(Data entries)

-- BEGIN --

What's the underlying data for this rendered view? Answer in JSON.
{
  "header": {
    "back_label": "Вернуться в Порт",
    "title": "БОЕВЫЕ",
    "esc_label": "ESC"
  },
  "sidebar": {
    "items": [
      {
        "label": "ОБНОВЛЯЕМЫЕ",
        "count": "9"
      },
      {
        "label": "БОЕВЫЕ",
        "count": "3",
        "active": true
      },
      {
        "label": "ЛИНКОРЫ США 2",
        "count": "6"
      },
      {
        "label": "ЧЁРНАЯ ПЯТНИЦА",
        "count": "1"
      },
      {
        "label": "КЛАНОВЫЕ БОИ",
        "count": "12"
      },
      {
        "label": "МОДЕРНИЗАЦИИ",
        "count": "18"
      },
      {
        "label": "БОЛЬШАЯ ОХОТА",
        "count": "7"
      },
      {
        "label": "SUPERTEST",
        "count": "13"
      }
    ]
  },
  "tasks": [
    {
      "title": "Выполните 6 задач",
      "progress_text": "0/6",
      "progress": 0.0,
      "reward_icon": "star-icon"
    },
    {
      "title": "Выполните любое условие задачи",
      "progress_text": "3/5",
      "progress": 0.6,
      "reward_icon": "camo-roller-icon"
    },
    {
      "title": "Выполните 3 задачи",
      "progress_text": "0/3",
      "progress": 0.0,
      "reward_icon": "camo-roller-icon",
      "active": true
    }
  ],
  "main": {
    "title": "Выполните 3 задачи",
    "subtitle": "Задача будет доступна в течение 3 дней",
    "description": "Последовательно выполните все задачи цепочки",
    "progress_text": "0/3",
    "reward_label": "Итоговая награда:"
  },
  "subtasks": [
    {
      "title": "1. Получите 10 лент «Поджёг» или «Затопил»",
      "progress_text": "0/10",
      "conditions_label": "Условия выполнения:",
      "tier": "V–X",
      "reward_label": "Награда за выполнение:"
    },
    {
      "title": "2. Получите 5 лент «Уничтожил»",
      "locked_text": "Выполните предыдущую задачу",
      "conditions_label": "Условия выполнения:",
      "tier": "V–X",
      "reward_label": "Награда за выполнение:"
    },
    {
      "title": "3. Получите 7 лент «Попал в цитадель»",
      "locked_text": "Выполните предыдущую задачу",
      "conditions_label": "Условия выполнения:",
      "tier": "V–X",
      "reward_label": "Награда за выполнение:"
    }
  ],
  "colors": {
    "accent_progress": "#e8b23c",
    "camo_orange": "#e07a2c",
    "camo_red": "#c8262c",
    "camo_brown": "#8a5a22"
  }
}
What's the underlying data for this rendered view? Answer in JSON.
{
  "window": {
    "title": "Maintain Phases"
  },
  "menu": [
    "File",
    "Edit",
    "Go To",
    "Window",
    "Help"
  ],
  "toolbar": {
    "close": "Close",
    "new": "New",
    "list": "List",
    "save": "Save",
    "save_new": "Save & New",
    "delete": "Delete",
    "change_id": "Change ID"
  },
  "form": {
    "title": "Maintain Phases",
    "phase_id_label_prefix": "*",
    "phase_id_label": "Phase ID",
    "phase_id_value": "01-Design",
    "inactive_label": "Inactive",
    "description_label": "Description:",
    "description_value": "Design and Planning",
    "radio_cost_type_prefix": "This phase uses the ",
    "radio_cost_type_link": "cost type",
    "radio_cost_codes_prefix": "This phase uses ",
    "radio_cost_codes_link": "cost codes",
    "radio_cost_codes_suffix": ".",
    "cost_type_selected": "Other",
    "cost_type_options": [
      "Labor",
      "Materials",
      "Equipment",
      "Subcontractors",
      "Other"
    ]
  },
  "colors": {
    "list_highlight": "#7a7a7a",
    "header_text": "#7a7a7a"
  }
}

-- END --

Which lines include "лент"? Copy each of them out.

**Result of the exercise**
      "title": "1. Получите 10 лент «Поджёг» или «Затопил»",
      "title": "2. Получите 5 лент «Уничтожил»",
      "title": "3. Получите 7 лент «Попал в цитадель»",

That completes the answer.